* _Task objective_: Every line below that mentions the word "this" should be copied out.

* _Excerpted records_:
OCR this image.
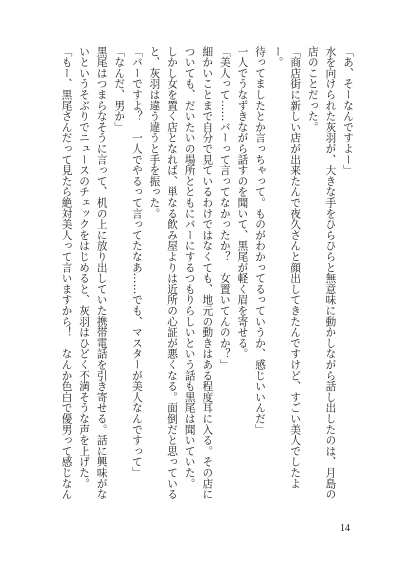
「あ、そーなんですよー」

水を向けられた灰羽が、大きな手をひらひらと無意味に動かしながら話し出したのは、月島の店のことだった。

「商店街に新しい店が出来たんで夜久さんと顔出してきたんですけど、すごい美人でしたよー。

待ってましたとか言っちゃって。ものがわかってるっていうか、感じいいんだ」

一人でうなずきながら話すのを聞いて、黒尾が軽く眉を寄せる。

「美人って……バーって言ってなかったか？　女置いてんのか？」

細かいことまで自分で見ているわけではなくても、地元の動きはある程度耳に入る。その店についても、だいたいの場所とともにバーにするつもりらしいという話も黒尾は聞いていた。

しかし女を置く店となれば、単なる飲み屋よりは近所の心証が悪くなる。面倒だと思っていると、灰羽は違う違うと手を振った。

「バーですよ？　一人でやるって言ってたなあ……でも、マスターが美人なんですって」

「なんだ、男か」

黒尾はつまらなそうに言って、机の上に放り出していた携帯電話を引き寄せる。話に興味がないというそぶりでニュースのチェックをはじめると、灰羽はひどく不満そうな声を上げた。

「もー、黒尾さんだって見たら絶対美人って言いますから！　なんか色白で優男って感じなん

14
---
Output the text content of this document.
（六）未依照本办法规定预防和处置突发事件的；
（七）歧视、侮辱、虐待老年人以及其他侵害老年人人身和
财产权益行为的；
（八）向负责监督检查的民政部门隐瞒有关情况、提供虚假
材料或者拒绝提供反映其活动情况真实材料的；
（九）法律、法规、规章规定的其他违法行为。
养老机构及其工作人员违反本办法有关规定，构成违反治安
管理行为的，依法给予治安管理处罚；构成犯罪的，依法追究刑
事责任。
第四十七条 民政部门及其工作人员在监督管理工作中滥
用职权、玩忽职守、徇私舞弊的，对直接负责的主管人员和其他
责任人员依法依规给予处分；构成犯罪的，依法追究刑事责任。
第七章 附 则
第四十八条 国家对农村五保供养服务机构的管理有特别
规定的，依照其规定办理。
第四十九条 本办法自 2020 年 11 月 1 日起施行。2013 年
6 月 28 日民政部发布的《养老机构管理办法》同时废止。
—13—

* _Result of the exercise_:
OCR this image.
Output the text content of this document.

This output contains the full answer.